_REQUEST_
Search the material for the word "Memory" and report each line where it turns up.

_THE DATA_
= = = = =

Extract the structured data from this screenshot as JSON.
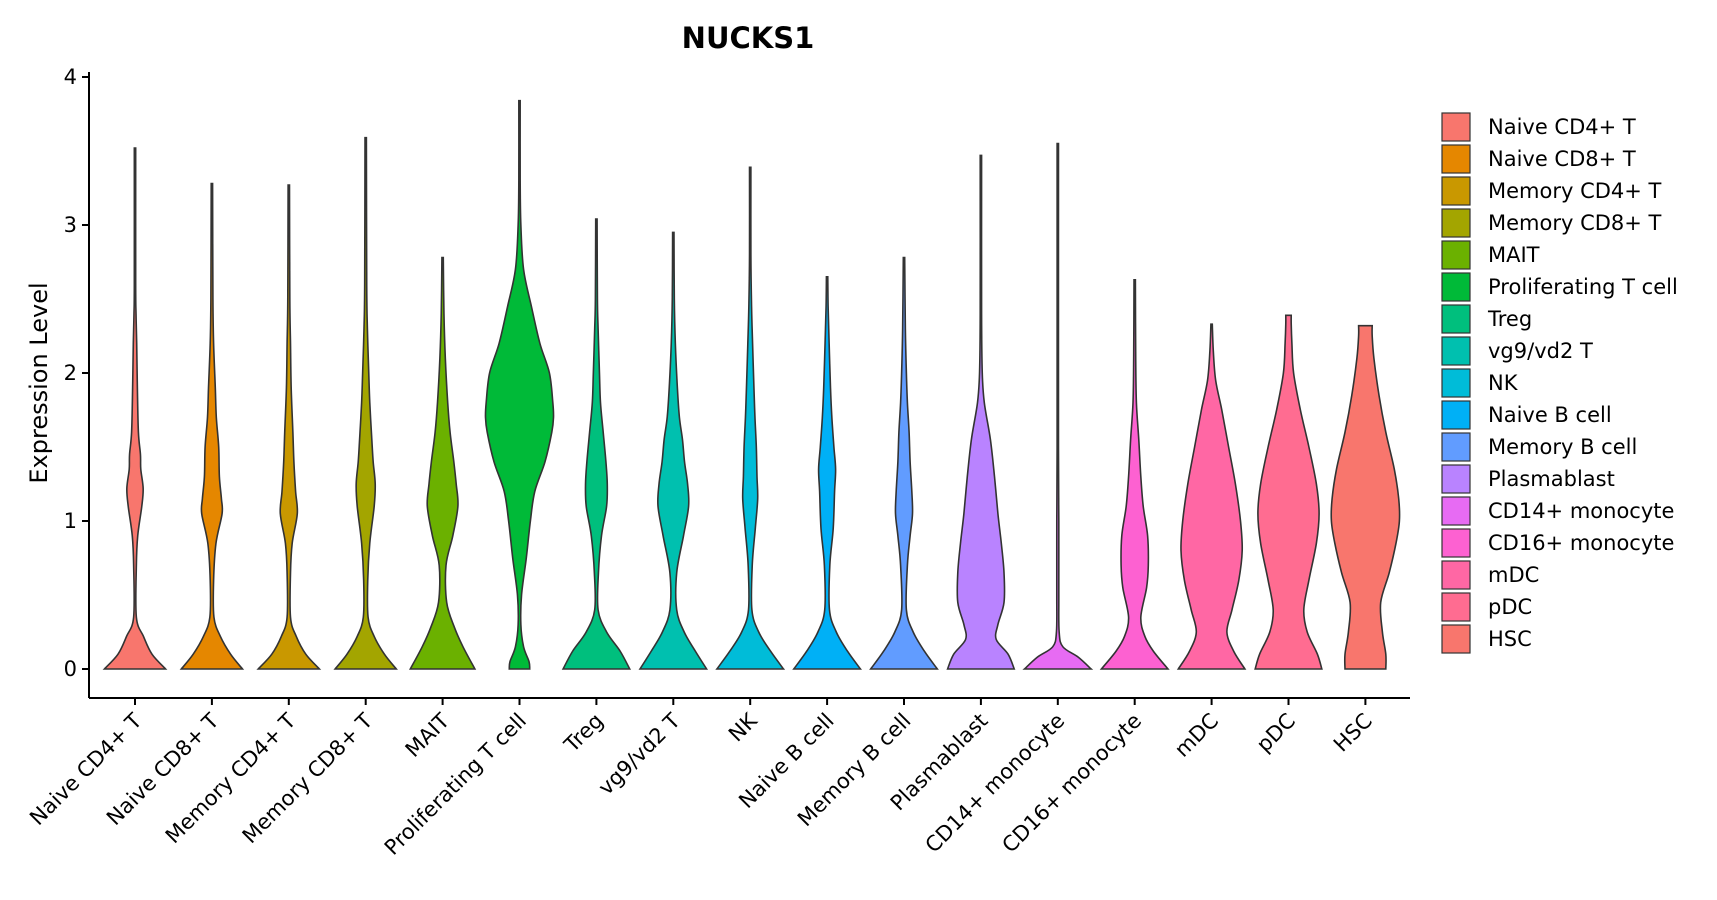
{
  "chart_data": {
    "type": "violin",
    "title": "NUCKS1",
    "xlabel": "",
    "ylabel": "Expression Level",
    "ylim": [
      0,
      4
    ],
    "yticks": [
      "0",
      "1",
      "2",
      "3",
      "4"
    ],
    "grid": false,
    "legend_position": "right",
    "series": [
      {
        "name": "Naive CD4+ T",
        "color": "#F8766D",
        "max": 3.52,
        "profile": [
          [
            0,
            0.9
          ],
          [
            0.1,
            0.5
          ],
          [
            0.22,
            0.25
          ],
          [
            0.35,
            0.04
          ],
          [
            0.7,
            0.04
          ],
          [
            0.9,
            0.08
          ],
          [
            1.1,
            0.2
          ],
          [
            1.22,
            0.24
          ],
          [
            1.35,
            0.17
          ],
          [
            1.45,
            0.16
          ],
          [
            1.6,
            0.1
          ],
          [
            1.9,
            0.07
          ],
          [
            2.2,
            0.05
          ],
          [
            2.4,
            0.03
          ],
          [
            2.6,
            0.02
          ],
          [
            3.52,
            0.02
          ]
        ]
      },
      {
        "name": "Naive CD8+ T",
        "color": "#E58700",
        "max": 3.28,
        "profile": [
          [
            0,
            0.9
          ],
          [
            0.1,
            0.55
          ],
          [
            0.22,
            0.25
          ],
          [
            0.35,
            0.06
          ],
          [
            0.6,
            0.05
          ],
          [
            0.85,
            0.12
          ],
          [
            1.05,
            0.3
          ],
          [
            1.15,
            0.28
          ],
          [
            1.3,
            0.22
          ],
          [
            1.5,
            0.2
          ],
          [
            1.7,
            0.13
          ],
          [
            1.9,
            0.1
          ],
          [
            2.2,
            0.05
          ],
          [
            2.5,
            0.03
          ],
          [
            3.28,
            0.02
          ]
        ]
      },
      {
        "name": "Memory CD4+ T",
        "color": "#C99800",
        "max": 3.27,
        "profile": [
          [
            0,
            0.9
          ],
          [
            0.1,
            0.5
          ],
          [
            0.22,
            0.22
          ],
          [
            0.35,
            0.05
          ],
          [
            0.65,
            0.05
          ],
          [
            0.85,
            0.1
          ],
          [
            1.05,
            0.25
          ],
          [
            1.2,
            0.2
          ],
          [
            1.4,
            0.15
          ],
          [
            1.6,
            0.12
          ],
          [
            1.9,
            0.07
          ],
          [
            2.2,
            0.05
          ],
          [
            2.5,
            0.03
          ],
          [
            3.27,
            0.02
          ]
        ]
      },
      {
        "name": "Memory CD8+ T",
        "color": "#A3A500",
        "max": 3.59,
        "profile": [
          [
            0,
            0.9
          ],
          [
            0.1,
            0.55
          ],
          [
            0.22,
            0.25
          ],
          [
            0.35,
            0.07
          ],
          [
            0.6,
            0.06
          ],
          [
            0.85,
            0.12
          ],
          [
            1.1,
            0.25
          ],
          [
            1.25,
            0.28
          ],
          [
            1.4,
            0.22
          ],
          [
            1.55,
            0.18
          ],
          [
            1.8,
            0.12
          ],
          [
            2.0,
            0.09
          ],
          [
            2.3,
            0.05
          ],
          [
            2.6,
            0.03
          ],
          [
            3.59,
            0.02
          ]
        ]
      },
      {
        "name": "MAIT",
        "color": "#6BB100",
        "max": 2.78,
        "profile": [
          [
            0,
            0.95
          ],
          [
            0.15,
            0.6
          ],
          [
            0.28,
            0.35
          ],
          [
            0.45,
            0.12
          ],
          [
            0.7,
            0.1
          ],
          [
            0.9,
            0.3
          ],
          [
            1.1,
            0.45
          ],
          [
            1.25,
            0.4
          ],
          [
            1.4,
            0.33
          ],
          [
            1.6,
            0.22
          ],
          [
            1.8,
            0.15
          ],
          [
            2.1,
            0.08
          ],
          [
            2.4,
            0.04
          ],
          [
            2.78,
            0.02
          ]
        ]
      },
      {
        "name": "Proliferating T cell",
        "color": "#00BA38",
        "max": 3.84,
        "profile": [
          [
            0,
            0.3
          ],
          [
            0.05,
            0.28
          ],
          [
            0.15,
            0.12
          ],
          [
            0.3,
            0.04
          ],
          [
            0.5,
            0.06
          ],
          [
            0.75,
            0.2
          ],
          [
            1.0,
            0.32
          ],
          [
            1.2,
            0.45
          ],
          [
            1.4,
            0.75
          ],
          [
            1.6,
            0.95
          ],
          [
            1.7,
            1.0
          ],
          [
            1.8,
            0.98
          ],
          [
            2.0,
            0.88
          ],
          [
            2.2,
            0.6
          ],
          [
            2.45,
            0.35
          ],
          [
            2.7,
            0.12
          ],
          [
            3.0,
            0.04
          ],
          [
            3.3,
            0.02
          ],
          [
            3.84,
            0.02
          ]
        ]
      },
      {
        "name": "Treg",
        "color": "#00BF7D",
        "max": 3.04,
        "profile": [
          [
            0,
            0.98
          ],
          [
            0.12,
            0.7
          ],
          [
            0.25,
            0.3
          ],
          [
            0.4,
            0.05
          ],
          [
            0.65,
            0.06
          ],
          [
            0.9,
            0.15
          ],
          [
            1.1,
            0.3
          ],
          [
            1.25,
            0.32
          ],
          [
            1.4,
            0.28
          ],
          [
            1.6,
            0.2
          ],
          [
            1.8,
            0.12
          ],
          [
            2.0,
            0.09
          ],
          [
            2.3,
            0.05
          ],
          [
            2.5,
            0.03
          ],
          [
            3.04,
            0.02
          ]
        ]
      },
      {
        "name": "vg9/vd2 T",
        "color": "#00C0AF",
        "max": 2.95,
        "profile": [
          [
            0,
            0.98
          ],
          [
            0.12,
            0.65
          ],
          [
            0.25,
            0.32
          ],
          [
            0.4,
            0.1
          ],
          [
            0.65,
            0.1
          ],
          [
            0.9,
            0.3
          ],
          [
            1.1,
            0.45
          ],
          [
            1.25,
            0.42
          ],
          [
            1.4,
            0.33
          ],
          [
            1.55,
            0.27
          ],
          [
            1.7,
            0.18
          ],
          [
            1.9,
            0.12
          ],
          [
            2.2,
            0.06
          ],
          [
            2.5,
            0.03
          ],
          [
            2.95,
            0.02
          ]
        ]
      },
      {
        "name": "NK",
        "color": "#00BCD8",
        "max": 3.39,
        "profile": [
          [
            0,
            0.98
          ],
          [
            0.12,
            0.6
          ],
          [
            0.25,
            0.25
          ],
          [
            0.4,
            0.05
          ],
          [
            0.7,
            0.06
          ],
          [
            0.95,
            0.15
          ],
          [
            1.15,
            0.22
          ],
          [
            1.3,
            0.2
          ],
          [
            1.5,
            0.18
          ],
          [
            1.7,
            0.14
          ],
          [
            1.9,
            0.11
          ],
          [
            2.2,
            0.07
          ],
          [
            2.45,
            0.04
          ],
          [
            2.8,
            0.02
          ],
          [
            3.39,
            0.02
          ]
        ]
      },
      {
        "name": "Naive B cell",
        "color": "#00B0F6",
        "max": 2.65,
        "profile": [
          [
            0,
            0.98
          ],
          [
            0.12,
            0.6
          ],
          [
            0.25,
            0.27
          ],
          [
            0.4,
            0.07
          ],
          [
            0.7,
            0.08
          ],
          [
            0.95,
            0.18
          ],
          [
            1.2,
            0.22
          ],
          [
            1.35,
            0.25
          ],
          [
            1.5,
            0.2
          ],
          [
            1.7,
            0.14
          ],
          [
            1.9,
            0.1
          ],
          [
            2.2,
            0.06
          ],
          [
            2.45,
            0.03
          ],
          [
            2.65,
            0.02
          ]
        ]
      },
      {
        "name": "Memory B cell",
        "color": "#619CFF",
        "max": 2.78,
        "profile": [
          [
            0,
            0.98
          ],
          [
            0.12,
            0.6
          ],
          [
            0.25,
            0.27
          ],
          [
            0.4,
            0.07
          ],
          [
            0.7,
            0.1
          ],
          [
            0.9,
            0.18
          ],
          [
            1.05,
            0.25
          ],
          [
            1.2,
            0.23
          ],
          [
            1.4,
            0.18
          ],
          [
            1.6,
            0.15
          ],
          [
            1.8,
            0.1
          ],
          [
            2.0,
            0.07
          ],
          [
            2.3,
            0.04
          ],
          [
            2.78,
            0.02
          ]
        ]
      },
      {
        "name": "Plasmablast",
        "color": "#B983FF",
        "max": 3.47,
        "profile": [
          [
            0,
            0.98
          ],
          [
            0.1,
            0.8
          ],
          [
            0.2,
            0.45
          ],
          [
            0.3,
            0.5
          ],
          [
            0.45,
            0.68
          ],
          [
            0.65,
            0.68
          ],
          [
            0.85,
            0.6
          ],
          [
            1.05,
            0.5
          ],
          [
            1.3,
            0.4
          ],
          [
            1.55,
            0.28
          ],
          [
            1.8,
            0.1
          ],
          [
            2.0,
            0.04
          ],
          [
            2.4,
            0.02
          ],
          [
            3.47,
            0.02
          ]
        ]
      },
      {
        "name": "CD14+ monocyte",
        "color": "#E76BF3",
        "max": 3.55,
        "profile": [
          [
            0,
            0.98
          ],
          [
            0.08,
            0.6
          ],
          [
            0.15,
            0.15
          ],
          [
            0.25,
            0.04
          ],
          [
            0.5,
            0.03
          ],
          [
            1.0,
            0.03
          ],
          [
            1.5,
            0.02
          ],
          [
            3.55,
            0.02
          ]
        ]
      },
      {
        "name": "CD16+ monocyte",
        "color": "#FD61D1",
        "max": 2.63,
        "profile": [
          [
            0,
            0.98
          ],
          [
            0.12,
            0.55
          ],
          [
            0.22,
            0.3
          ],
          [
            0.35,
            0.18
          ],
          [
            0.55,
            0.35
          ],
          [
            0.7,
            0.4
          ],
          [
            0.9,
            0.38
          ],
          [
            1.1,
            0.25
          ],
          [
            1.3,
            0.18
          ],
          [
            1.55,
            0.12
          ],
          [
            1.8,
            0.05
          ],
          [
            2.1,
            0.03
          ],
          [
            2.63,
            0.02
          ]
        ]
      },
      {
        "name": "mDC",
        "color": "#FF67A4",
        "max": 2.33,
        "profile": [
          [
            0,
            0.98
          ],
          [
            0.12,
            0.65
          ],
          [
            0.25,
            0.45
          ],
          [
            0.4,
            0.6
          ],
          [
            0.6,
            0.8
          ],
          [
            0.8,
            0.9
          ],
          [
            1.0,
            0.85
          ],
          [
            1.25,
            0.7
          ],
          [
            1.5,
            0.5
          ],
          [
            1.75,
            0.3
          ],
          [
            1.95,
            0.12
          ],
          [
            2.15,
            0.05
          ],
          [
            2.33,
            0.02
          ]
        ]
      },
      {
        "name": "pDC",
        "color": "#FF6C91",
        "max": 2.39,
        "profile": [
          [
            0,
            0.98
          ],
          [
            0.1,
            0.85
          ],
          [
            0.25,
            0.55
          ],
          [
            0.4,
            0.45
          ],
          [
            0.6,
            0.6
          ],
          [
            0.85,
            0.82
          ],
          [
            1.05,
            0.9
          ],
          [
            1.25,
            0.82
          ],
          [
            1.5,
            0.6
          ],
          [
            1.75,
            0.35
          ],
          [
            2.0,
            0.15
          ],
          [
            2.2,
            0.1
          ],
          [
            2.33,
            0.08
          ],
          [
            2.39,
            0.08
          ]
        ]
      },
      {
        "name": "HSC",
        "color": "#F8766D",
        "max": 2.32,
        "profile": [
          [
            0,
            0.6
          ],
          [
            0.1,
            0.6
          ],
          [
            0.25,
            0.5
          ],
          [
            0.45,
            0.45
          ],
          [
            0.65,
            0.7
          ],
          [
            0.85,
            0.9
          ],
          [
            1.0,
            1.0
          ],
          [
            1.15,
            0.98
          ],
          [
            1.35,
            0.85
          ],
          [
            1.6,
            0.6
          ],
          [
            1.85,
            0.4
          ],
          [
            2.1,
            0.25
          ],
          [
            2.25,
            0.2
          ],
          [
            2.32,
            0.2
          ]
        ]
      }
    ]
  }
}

= = = = =

_SOLVED EXERCISE_
        "name": "Memory CD4+ T",
        "name": "Memory CD8+ T",
        "name": "Memory B cell",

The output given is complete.